- _Direction_
Every record below should be printed exactly as it appears.

********************

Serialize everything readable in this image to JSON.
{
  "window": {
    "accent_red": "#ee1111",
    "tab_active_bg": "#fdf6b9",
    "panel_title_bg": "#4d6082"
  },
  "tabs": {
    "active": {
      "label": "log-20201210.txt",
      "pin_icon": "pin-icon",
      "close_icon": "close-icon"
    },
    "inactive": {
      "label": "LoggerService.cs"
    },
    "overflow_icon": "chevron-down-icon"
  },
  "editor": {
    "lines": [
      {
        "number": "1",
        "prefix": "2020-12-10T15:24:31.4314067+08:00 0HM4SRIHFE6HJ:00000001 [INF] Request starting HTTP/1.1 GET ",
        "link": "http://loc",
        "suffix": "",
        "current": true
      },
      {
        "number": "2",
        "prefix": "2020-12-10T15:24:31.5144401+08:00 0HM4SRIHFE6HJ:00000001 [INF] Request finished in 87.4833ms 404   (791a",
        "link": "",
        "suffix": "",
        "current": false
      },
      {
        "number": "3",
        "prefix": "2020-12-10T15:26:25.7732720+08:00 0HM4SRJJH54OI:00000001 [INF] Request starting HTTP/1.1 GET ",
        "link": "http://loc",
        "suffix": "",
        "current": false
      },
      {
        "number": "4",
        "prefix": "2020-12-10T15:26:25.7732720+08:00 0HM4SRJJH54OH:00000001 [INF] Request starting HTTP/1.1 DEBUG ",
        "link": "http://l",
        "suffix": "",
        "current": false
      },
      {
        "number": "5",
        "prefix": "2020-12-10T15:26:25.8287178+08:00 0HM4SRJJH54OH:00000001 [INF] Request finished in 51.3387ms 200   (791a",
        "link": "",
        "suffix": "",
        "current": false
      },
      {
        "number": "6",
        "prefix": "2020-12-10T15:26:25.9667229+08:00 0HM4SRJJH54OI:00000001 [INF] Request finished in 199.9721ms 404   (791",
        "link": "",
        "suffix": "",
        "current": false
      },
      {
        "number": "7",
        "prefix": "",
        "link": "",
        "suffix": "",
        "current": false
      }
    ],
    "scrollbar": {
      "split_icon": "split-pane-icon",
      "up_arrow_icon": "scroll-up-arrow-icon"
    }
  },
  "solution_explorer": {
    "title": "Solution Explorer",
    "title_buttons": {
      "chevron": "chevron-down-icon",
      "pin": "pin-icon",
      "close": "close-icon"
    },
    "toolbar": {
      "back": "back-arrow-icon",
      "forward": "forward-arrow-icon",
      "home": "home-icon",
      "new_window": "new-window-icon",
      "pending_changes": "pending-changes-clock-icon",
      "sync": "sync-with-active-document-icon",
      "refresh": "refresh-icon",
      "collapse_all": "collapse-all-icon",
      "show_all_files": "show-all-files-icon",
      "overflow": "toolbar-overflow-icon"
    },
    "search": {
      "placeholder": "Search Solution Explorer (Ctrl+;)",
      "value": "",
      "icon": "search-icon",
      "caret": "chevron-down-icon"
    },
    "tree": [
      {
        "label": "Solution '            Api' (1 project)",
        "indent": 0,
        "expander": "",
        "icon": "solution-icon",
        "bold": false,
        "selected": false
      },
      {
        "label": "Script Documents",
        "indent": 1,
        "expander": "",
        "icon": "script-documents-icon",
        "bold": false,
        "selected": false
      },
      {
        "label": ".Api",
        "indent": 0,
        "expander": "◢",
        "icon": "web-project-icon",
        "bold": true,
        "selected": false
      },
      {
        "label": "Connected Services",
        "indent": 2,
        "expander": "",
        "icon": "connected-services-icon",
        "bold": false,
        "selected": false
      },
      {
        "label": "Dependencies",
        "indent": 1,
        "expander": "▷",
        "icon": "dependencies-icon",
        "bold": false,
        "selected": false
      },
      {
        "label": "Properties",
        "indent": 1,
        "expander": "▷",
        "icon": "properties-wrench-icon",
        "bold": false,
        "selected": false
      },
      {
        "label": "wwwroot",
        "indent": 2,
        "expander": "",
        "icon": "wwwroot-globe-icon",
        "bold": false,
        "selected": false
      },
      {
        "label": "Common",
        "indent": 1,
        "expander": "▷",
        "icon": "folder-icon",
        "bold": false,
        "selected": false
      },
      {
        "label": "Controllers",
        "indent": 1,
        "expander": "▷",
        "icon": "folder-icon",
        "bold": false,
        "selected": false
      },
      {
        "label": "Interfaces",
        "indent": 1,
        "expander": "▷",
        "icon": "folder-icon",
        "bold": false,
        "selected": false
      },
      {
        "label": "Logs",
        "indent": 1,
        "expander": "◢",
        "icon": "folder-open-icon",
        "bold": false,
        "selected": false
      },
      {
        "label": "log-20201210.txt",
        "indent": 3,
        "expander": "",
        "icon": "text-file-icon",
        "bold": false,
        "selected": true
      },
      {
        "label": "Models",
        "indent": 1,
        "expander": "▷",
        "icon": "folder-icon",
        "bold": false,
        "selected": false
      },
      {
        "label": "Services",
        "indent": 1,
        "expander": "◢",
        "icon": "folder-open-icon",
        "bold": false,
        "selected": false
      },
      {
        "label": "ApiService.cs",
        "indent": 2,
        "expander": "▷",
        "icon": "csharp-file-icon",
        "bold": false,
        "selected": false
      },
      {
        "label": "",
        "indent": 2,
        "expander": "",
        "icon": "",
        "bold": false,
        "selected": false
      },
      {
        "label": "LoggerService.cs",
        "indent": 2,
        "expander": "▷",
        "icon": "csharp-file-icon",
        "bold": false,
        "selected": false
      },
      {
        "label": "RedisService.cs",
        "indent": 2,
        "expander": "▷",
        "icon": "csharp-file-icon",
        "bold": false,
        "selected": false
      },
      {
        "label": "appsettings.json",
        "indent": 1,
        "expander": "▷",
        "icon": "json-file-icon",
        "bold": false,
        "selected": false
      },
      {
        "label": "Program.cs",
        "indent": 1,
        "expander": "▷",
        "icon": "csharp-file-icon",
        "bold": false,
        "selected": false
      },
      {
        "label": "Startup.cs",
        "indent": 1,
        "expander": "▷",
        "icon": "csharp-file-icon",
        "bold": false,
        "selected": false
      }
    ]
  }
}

********************

- _Problem solution_
Serialize everything readable in this image to JSON.
{
  "window": {
    "accent_red": "#ee1111",
    "tab_active_bg": "#fdf6b9",
    "panel_title_bg": "#4d6082"
  },
  "tabs": {
    "active": {
      "label": "log-20201210.txt",
      "pin_icon": "pin-icon",
      "close_icon": "close-icon"
    },
    "inactive": {
      "label": "LoggerService.cs"
    },
    "overflow_icon": "chevron-down-icon"
  },
  "editor": {
    "lines": [
      {
        "number": "1",
        "prefix": "2020-12-10T15:24:31.4314067+08:00 0HM4SRIHFE6HJ:00000001 [INF] Request starting HTTP/1.1 GET ",
        "link": "http://loc",
        "suffix": "",
        "current": true
      },
      {
        "number": "2",
        "prefix": "2020-12-10T15:24:31.5144401+08:00 0HM4SRIHFE6HJ:00000001 [INF] Request finished in 87.4833ms 404   (791a",
        "link": "",
        "suffix": "",
        "current": false
      },
      {
        "number": "3",
        "prefix": "2020-12-10T15:26:25.7732720+08:00 0HM4SRJJH54OI:00000001 [INF] Request starting HTTP/1.1 GET ",
        "link": "http://loc",
        "suffix": "",
        "current": false
      },
      {
        "number": "4",
        "prefix": "2020-12-10T15:26:25.7732720+08:00 0HM4SRJJH54OH:00000001 [INF] Request starting HTTP/1.1 DEBUG ",
        "link": "http://l",
        "suffix": "",
        "current": false
      },
      {
        "number": "5",
        "prefix": "2020-12-10T15:26:25.8287178+08:00 0HM4SRJJH54OH:00000001 [INF] Request finished in 51.3387ms 200   (791a",
        "link": "",
        "suffix": "",
        "current": false
      },
      {
        "number": "6",
        "prefix": "2020-12-10T15:26:25.9667229+08:00 0HM4SRJJH54OI:00000001 [INF] Request finished in 199.9721ms 404   (791",
        "link": "",
        "suffix": "",
        "current": false
      },
      {
        "number": "7",
        "prefix": "",
        "link": "",
        "suffix": "",
        "current": false
      }
    ],
    "scrollbar": {
      "split_icon": "split-pane-icon",
      "up_arrow_icon": "scroll-up-arrow-icon"
    }
  },
  "solution_explorer": {
    "title": "Solution Explorer",
    "title_buttons": {
      "chevron": "chevron-down-icon",
      "pin": "pin-icon",
      "close": "close-icon"
    },
    "toolbar": {
      "back": "back-arrow-icon",
      "forward": "forward-arrow-icon",
      "home": "home-icon",
      "new_window": "new-window-icon",
      "pending_changes": "pending-changes-clock-icon",
      "sync": "sync-with-active-document-icon",
      "refresh": "refresh-icon",
      "collapse_all": "collapse-all-icon",
      "show_all_files": "show-all-files-icon",
      "overflow": "toolbar-overflow-icon"
    },
    "search": {
      "placeholder": "Search Solution Explorer (Ctrl+;)",
      "value": "",
      "icon": "search-icon",
      "caret": "chevron-down-icon"
    },
    "tree": [
      {
        "label": "Solution '            Api' (1 project)",
        "indent": 0,
        "expander": "",
        "icon": "solution-icon",
        "bold": false,
        "selected": false
      },
      {
        "label": "Script Documents",
        "indent": 1,
        "expander": "",
        "icon": "script-documents-icon",
        "bold": false,
        "selected": false
      },
      {
        "label": ".Api",
        "indent": 0,
        "expander": "◢",
        "icon": "web-project-icon",
        "bold": true,
        "selected": false
      },
      {
        "label": "Connected Services",
        "indent": 2,
        "expander": "",
        "icon": "connected-services-icon",
        "bold": false,
        "selected": false
      },
      {
        "label": "Dependencies",
        "indent": 1,
        "expander": "▷",
        "icon": "dependencies-icon",
        "bold": false,
        "selected": false
      },
      {
        "label": "Properties",
        "indent": 1,
        "expander": "▷",
        "icon": "properties-wrench-icon",
        "bold": false,
        "selected": false
      },
      {
        "label": "wwwroot",
        "indent": 2,
        "expander": "",
        "icon": "wwwroot-globe-icon",
        "bold": false,
        "selected": false
      },
      {
        "label": "Common",
        "indent": 1,
        "expander": "▷",
        "icon": "folder-icon",
        "bold": false,
        "selected": false
      },
      {
        "label": "Controllers",
        "indent": 1,
        "expander": "▷",
        "icon": "folder-icon",
        "bold": false,
        "selected": false
      },
      {
        "label": "Interfaces",
        "indent": 1,
        "expander": "▷",
        "icon": "folder-icon",
        "bold": false,
        "selected": false
      },
      {
        "label": "Logs",
        "indent": 1,
        "expander": "◢",
        "icon": "folder-open-icon",
        "bold": false,
        "selected": false
      },
      {
        "label": "log-20201210.txt",
        "indent": 3,
        "expander": "",
        "icon": "text-file-icon",
        "bold": false,
        "selected": true
      },
      {
        "label": "Models",
        "indent": 1,
        "expander": "▷",
        "icon": "folder-icon",
        "bold": false,
        "selected": false
      },
      {
        "label": "Services",
        "indent": 1,
        "expander": "◢",
        "icon": "folder-open-icon",
        "bold": false,
        "selected": false
      },
      {
        "label": "ApiService.cs",
        "indent": 2,
        "expander": "▷",
        "icon": "csharp-file-icon",
        "bold": false,
        "selected": false
      },
      {
        "label": "",
        "indent": 2,
        "expander": "",
        "icon": "",
        "bold": false,
        "selected": false
      },
      {
        "label": "LoggerService.cs",
        "indent": 2,
        "expander": "▷",
        "icon": "csharp-file-icon",
        "bold": false,
        "selected": false
      },
      {
        "label": "RedisService.cs",
        "indent": 2,
        "expander": "▷",
        "icon": "csharp-file-icon",
        "bold": false,
        "selected": false
      },
      {
        "label": "appsettings.json",
        "indent": 1,
        "expander": "▷",
        "icon": "json-file-icon",
        "bold": false,
        "selected": false
      },
      {
        "label": "Program.cs",
        "indent": 1,
        "expander": "▷",
        "icon": "csharp-file-icon",
        "bold": false,
        "selected": false
      },
      {
        "label": "Startup.cs",
        "indent": 1,
        "expander": "▷",
        "icon": "csharp-file-icon",
        "bold": false,
        "selected": false
      }
    ]
  }
}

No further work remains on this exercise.